* BEGIN INPUT ROWS *
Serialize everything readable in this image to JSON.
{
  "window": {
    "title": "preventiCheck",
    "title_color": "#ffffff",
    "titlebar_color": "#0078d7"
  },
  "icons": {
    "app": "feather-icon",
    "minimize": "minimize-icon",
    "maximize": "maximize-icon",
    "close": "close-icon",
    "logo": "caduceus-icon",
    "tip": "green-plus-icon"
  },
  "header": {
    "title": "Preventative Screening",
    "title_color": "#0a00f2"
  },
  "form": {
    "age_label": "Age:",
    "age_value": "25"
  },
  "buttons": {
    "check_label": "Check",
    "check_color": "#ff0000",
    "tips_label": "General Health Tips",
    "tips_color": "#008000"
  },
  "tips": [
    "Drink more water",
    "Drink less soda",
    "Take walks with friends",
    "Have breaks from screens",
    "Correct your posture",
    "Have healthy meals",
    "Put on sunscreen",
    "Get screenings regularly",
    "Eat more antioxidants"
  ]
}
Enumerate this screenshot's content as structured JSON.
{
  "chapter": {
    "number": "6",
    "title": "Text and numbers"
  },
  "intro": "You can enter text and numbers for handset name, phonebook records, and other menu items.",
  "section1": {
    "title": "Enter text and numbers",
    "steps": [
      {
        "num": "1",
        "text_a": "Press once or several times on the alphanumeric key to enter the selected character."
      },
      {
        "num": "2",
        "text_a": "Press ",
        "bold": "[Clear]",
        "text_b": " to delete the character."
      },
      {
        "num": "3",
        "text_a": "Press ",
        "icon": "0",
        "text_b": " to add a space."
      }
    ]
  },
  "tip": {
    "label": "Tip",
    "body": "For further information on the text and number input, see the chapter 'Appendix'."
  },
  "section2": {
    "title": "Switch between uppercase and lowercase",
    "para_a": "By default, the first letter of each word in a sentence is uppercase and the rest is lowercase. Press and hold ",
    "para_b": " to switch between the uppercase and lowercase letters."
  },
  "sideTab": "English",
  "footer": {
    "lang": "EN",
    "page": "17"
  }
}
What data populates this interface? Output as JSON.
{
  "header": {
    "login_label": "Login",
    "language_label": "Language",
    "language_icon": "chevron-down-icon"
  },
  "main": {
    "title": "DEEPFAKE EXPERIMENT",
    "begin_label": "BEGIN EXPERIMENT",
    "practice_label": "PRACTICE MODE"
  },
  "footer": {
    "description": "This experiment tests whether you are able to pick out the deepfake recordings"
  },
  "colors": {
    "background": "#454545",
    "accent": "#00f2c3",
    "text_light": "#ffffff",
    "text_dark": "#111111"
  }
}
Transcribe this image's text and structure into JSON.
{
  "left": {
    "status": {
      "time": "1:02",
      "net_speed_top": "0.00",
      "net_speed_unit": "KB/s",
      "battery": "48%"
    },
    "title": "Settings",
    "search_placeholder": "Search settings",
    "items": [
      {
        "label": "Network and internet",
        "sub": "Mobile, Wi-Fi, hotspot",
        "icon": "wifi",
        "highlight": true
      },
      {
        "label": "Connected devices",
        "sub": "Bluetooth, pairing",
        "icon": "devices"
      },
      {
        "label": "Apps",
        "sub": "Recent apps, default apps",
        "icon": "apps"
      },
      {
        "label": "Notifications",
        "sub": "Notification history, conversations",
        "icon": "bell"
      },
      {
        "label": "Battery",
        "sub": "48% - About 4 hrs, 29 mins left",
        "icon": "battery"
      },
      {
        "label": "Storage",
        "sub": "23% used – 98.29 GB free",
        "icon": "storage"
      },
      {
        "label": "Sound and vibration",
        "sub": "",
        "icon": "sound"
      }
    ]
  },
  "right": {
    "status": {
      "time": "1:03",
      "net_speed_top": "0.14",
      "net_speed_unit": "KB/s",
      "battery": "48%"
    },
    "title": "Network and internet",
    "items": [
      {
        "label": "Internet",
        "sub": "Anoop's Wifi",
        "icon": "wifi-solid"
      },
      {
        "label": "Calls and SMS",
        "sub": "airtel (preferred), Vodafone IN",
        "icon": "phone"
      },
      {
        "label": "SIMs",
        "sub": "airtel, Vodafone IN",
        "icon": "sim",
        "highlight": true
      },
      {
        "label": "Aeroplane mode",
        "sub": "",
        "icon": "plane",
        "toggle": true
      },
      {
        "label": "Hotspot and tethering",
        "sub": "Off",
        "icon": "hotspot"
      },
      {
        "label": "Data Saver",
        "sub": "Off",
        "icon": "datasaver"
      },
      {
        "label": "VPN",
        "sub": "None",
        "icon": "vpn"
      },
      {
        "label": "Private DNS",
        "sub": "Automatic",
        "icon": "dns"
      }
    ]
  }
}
* END INPUT ROWS *
#### WHAT THE TASK REQUIRES
Exact copies of all the records are required.

#### RESPONSE
Serialize everything readable in this image to JSON.
{
  "window": {
    "title": "preventiCheck",
    "title_color": "#ffffff",
    "titlebar_color": "#0078d7"
  },
  "icons": {
    "app": "feather-icon",
    "minimize": "minimize-icon",
    "maximize": "maximize-icon",
    "close": "close-icon",
    "logo": "caduceus-icon",
    "tip": "green-plus-icon"
  },
  "header": {
    "title": "Preventative Screening",
    "title_color": "#0a00f2"
  },
  "form": {
    "age_label": "Age:",
    "age_value": "25"
  },
  "buttons": {
    "check_label": "Check",
    "check_color": "#ff0000",
    "tips_label": "General Health Tips",
    "tips_color": "#008000"
  },
  "tips": [
    "Drink more water",
    "Drink less soda",
    "Take walks with friends",
    "Have breaks from screens",
    "Correct your posture",
    "Have healthy meals",
    "Put on sunscreen",
    "Get screenings regularly",
    "Eat more antioxidants"
  ]
}
Enumerate this screenshot's content as structured JSON.
{
  "chapter": {
    "number": "6",
    "title": "Text and numbers"
  },
  "intro": "You can enter text and numbers for handset name, phonebook records, and other menu items.",
  "section1": {
    "title": "Enter text and numbers",
    "steps": [
      {
        "num": "1",
        "text_a": "Press once or several times on the alphanumeric key to enter the selected character."
      },
      {
        "num": "2",
        "text_a": "Press ",
        "bold": "[Clear]",
        "text_b": " to delete the character."
      },
      {
        "num": "3",
        "text_a": "Press ",
        "icon": "0",
        "text_b": " to add a space."
      }
    ]
  },
  "tip": {
    "label": "Tip",
    "body": "For further information on the text and number input, see the chapter 'Appendix'."
  },
  "section2": {
    "title": "Switch between uppercase and lowercase",
    "para_a": "By default, the first letter of each word in a sentence is uppercase and the rest is lowercase. Press and hold ",
    "para_b": " to switch between the uppercase and lowercase letters."
  },
  "sideTab": "English",
  "footer": {
    "lang": "EN",
    "page": "17"
  }
}
What data populates this interface? Output as JSON.
{
  "header": {
    "login_label": "Login",
    "language_label": "Language",
    "language_icon": "chevron-down-icon"
  },
  "main": {
    "title": "DEEPFAKE EXPERIMENT",
    "begin_label": "BEGIN EXPERIMENT",
    "practice_label": "PRACTICE MODE"
  },
  "footer": {
    "description": "This experiment tests whether you are able to pick out the deepfake recordings"
  },
  "colors": {
    "background": "#454545",
    "accent": "#00f2c3",
    "text_light": "#ffffff",
    "text_dark": "#111111"
  }
}
Transcribe this image's text and structure into JSON.
{
  "left": {
    "status": {
      "time": "1:02",
      "net_speed_top": "0.00",
      "net_speed_unit": "KB/s",
      "battery": "48%"
    },
    "title": "Settings",
    "search_placeholder": "Search settings",
    "items": [
      {
        "label": "Network and internet",
        "sub": "Mobile, Wi-Fi, hotspot",
        "icon": "wifi",
        "highlight": true
      },
      {
        "label": "Connected devices",
        "sub": "Bluetooth, pairing",
        "icon": "devices"
      },
      {
        "label": "Apps",
        "sub": "Recent apps, default apps",
        "icon": "apps"
      },
      {
        "label": "Notifications",
        "sub": "Notification history, conversations",
        "icon": "bell"
      },
      {
        "label": "Battery",
        "sub": "48% - About 4 hrs, 29 mins left",
        "icon": "battery"
      },
      {
        "label": "Storage",
        "sub": "23% used – 98.29 GB free",
        "icon": "storage"
      },
      {
        "label": "Sound and vibration",
        "sub": "",
        "icon": "sound"
      }
    ]
  },
  "right": {
    "status": {
      "time": "1:03",
      "net_speed_top": "0.14",
      "net_speed_unit": "KB/s",
      "battery": "48%"
    },
    "title": "Network and internet",
    "items": [
      {
        "label": "Internet",
        "sub": "Anoop's Wifi",
        "icon": "wifi-solid"
      },
      {
        "label": "Calls and SMS",
        "sub": "airtel (preferred), Vodafone IN",
        "icon": "phone"
      },
      {
        "label": "SIMs",
        "sub": "airtel, Vodafone IN",
        "icon": "sim",
        "highlight": true
      },
      {
        "label": "Aeroplane mode",
        "sub": "",
        "icon": "plane",
        "toggle": true
      },
      {
        "label": "Hotspot and tethering",
        "sub": "Off",
        "icon": "hotspot"
      },
      {
        "label": "Data Saver",
        "sub": "Off",
        "icon": "datasaver"
      },
      {
        "label": "VPN",
        "sub": "None",
        "icon": "vpn"
      },
      {
        "label": "Private DNS",
        "sub": "Automatic",
        "icon": "dns"
      }
    ]
  }
}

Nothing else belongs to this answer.